**Goal:**
Write out the whole listing exactly as it stands.
===============
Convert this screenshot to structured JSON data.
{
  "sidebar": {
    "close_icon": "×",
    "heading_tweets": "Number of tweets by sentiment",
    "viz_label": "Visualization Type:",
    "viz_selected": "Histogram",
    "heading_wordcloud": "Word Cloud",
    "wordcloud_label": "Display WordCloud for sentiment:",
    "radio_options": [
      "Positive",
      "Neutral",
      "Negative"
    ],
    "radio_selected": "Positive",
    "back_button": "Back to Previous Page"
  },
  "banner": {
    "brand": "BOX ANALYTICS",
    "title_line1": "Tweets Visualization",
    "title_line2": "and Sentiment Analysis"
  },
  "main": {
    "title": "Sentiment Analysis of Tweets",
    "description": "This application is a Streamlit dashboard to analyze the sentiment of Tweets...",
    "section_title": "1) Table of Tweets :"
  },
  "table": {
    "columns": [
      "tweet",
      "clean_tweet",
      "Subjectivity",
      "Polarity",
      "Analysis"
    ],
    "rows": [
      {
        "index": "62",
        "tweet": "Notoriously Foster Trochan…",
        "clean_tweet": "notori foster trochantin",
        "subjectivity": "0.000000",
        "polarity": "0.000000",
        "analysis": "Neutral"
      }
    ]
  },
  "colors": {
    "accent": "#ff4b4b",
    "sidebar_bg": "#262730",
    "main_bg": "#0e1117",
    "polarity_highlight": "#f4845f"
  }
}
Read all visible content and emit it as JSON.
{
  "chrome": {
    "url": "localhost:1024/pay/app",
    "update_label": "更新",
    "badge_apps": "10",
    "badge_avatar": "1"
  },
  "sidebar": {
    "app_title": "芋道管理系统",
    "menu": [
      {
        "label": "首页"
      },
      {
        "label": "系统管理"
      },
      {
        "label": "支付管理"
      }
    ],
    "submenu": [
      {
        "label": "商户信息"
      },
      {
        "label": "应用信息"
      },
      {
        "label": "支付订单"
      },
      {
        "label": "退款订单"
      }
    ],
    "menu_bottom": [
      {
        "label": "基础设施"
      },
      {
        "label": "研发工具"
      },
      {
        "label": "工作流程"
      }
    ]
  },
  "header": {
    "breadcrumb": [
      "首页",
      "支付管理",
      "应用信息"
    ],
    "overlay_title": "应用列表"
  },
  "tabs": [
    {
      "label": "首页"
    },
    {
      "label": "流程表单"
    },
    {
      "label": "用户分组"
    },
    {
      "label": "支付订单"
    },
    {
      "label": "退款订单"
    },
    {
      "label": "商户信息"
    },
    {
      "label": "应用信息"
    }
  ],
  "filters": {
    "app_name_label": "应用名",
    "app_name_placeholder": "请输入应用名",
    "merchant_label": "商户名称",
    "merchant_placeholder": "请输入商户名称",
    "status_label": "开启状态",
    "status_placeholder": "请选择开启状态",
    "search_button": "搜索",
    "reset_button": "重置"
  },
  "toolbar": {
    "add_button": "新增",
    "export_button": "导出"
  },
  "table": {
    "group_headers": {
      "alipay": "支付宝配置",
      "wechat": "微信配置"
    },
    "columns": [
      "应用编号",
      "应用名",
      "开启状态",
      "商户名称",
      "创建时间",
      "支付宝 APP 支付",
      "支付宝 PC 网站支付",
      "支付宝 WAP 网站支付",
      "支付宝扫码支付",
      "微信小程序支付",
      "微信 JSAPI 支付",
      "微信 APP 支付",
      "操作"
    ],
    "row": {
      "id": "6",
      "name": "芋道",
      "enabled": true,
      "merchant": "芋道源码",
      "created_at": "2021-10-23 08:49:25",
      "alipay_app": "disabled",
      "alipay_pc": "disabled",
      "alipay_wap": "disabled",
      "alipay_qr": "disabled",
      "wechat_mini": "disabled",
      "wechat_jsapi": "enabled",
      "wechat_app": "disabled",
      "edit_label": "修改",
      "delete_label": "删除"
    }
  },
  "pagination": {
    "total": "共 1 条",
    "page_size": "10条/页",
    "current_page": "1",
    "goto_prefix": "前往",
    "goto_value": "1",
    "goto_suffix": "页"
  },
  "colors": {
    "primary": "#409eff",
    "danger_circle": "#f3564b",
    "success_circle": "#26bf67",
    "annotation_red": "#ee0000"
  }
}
===============
**Answer in full:**
Convert this screenshot to structured JSON data.
{
  "sidebar": {
    "close_icon": "×",
    "heading_tweets": "Number of tweets by sentiment",
    "viz_label": "Visualization Type:",
    "viz_selected": "Histogram",
    "heading_wordcloud": "Word Cloud",
    "wordcloud_label": "Display WordCloud for sentiment:",
    "radio_options": [
      "Positive",
      "Neutral",
      "Negative"
    ],
    "radio_selected": "Positive",
    "back_button": "Back to Previous Page"
  },
  "banner": {
    "brand": "BOX ANALYTICS",
    "title_line1": "Tweets Visualization",
    "title_line2": "and Sentiment Analysis"
  },
  "main": {
    "title": "Sentiment Analysis of Tweets",
    "description": "This application is a Streamlit dashboard to analyze the sentiment of Tweets...",
    "section_title": "1) Table of Tweets :"
  },
  "table": {
    "columns": [
      "tweet",
      "clean_tweet",
      "Subjectivity",
      "Polarity",
      "Analysis"
    ],
    "rows": [
      {
        "index": "62",
        "tweet": "Notoriously Foster Trochan…",
        "clean_tweet": "notori foster trochantin",
        "subjectivity": "0.000000",
        "polarity": "0.000000",
        "analysis": "Neutral"
      }
    ]
  },
  "colors": {
    "accent": "#ff4b4b",
    "sidebar_bg": "#262730",
    "main_bg": "#0e1117",
    "polarity_highlight": "#f4845f"
  }
}
Read all visible content and emit it as JSON.
{
  "chrome": {
    "url": "localhost:1024/pay/app",
    "update_label": "更新",
    "badge_apps": "10",
    "badge_avatar": "1"
  },
  "sidebar": {
    "app_title": "芋道管理系统",
    "menu": [
      {
        "label": "首页"
      },
      {
        "label": "系统管理"
      },
      {
        "label": "支付管理"
      }
    ],
    "submenu": [
      {
        "label": "商户信息"
      },
      {
        "label": "应用信息"
      },
      {
        "label": "支付订单"
      },
      {
        "label": "退款订单"
      }
    ],
    "menu_bottom": [
      {
        "label": "基础设施"
      },
      {
        "label": "研发工具"
      },
      {
        "label": "工作流程"
      }
    ]
  },
  "header": {
    "breadcrumb": [
      "首页",
      "支付管理",
      "应用信息"
    ],
    "overlay_title": "应用列表"
  },
  "tabs": [
    {
      "label": "首页"
    },
    {
      "label": "流程表单"
    },
    {
      "label": "用户分组"
    },
    {
      "label": "支付订单"
    },
    {
      "label": "退款订单"
    },
    {
      "label": "商户信息"
    },
    {
      "label": "应用信息"
    }
  ],
  "filters": {
    "app_name_label": "应用名",
    "app_name_placeholder": "请输入应用名",
    "merchant_label": "商户名称",
    "merchant_placeholder": "请输入商户名称",
    "status_label": "开启状态",
    "status_placeholder": "请选择开启状态",
    "search_button": "搜索",
    "reset_button": "重置"
  },
  "toolbar": {
    "add_button": "新增",
    "export_button": "导出"
  },
  "table": {
    "group_headers": {
      "alipay": "支付宝配置",
      "wechat": "微信配置"
    },
    "columns": [
      "应用编号",
      "应用名",
      "开启状态",
      "商户名称",
      "创建时间",
      "支付宝 APP 支付",
      "支付宝 PC 网站支付",
      "支付宝 WAP 网站支付",
      "支付宝扫码支付",
      "微信小程序支付",
      "微信 JSAPI 支付",
      "微信 APP 支付",
      "操作"
    ],
    "row": {
      "id": "6",
      "name": "芋道",
      "enabled": true,
      "merchant": "芋道源码",
      "created_at": "2021-10-23 08:49:25",
      "alipay_app": "disabled",
      "alipay_pc": "disabled",
      "alipay_wap": "disabled",
      "alipay_qr": "disabled",
      "wechat_mini": "disabled",
      "wechat_jsapi": "enabled",
      "wechat_app": "disabled",
      "edit_label": "修改",
      "delete_label": "删除"
    }
  },
  "pagination": {
    "total": "共 1 条",
    "page_size": "10条/页",
    "current_page": "1",
    "goto_prefix": "前往",
    "goto_value": "1",
    "goto_suffix": "页"
  },
  "colors": {
    "primary": "#409eff",
    "danger_circle": "#f3564b",
    "success_circle": "#26bf67",
    "annotation_red": "#ee0000"
  }
}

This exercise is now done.